[Work to do]: Reproduce word for word the lines of the material below, from the line containing "scale-tick-minor xyxy=(755,207,759,239)" through the line containing "scale-tick-minor xyxy=(691,207,695,239)", inclusive.

[Exercise inputs]:
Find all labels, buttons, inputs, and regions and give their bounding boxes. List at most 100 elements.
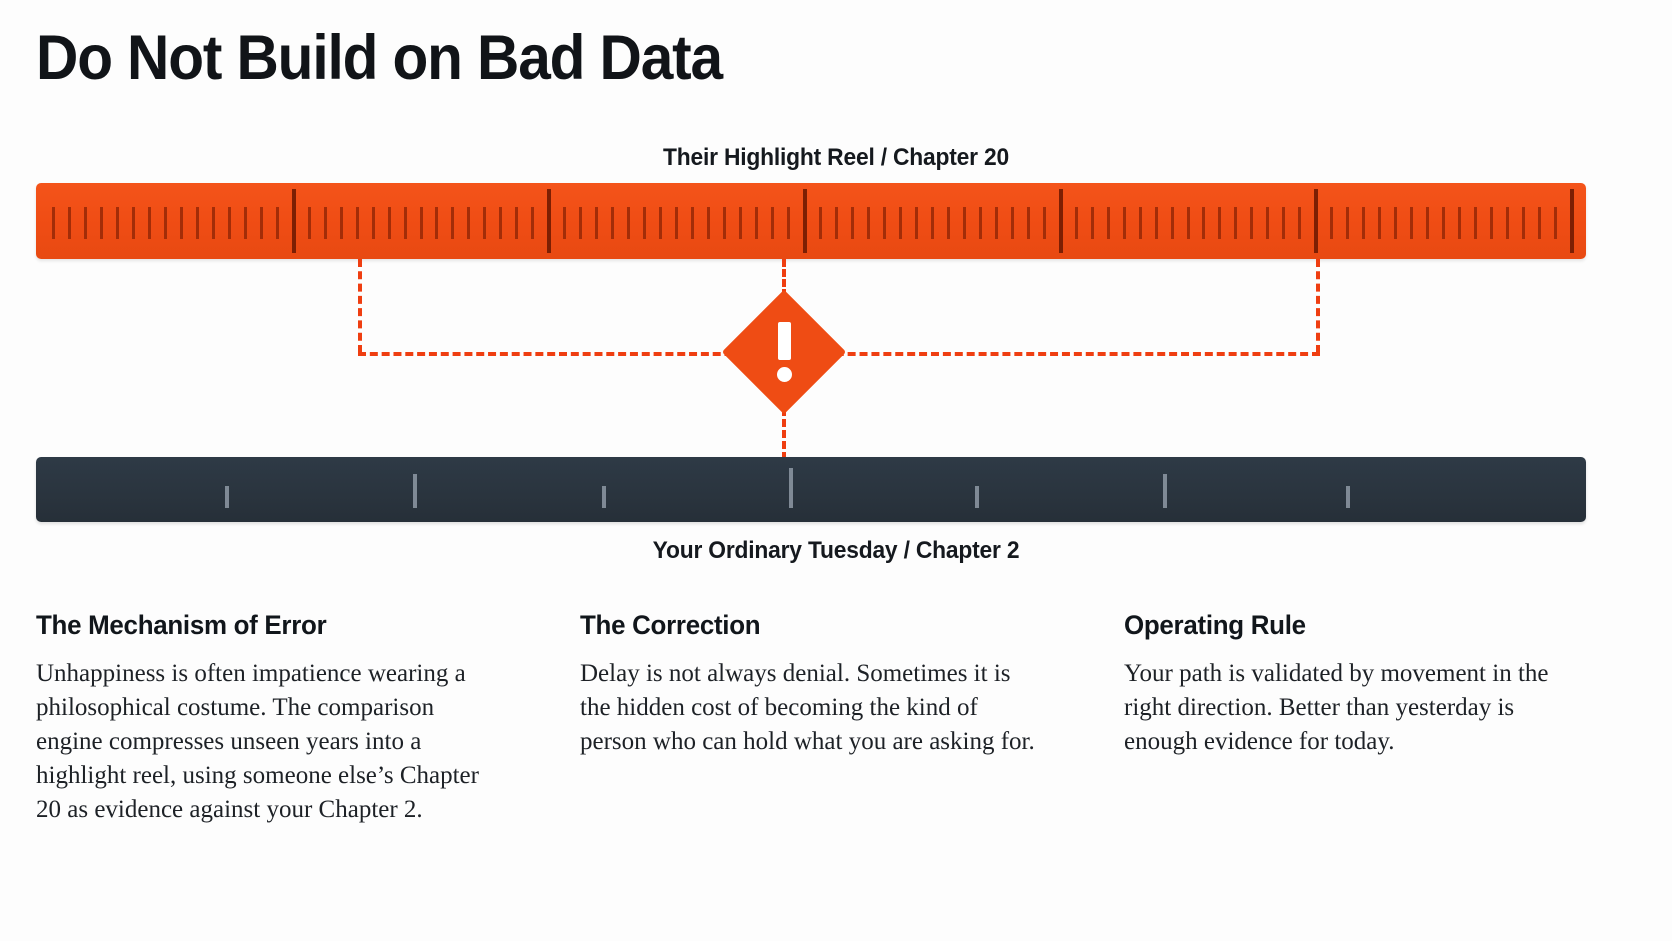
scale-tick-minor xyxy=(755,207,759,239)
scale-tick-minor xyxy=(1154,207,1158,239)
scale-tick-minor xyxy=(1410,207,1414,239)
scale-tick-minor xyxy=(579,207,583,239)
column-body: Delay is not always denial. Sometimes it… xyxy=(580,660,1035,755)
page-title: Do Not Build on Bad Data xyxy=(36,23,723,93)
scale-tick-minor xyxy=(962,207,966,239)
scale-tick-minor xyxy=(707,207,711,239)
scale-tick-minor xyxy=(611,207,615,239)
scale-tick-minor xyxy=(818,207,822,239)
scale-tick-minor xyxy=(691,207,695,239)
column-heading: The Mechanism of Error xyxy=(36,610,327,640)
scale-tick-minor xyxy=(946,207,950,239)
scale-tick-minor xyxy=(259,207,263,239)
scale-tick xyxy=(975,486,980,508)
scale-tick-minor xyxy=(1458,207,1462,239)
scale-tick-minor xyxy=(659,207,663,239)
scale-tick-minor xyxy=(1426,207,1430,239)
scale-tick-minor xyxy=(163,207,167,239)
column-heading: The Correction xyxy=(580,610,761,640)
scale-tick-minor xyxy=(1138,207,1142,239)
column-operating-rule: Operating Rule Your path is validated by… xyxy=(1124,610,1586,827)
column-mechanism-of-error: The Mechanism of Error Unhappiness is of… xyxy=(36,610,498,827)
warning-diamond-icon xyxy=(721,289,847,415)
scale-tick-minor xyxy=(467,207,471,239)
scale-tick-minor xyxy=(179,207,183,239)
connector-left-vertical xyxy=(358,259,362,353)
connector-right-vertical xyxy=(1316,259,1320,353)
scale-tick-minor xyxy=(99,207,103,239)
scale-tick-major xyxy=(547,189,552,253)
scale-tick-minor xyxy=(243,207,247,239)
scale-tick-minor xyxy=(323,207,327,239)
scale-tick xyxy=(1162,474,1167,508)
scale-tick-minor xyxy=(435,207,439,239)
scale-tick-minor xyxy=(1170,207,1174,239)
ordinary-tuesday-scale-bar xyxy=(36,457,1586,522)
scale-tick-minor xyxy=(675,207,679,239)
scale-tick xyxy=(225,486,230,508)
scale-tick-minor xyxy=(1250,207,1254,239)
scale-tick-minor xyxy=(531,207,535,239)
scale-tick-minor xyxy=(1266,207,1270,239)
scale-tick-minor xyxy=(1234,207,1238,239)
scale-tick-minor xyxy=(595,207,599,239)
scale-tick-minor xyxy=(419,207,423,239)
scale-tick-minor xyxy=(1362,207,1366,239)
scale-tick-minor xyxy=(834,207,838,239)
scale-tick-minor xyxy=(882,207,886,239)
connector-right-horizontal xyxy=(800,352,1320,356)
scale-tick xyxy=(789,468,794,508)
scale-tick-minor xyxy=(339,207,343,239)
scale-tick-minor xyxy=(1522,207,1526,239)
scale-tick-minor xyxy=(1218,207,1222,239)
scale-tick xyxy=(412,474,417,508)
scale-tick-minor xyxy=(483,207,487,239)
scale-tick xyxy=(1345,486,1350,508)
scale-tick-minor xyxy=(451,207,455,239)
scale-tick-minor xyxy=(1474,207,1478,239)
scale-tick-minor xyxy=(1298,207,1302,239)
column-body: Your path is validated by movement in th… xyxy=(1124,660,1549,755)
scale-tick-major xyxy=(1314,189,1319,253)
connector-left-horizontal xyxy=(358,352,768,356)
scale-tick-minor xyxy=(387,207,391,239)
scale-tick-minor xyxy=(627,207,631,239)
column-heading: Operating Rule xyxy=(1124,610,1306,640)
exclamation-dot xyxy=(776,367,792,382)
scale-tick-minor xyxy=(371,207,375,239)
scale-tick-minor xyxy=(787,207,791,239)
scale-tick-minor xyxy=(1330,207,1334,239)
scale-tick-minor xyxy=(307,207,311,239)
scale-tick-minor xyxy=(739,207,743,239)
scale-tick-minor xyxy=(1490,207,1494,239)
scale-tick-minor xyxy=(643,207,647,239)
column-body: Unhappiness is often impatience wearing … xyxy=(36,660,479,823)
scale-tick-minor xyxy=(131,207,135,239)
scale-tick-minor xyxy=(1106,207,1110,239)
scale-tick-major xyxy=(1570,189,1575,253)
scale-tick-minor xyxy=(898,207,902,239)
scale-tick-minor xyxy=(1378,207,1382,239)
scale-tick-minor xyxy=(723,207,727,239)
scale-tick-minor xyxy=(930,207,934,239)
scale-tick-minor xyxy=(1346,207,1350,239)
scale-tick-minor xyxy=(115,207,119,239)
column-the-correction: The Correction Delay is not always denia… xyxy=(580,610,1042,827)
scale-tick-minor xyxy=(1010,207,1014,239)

[Final result]:
scale-tick-minor xyxy=(755,207,759,239)
scale-tick-minor xyxy=(1154,207,1158,239)
scale-tick-minor xyxy=(1410,207,1414,239)
scale-tick-minor xyxy=(579,207,583,239)
column-body: Delay is not always denial. Sometimes it… xyxy=(580,660,1035,755)
page-title: Do Not Build on Bad Data xyxy=(36,23,723,93)
scale-tick-minor xyxy=(962,207,966,239)
scale-tick-minor xyxy=(707,207,711,239)
scale-tick-minor xyxy=(611,207,615,239)
scale-tick-minor xyxy=(818,207,822,239)
scale-tick-minor xyxy=(691,207,695,239)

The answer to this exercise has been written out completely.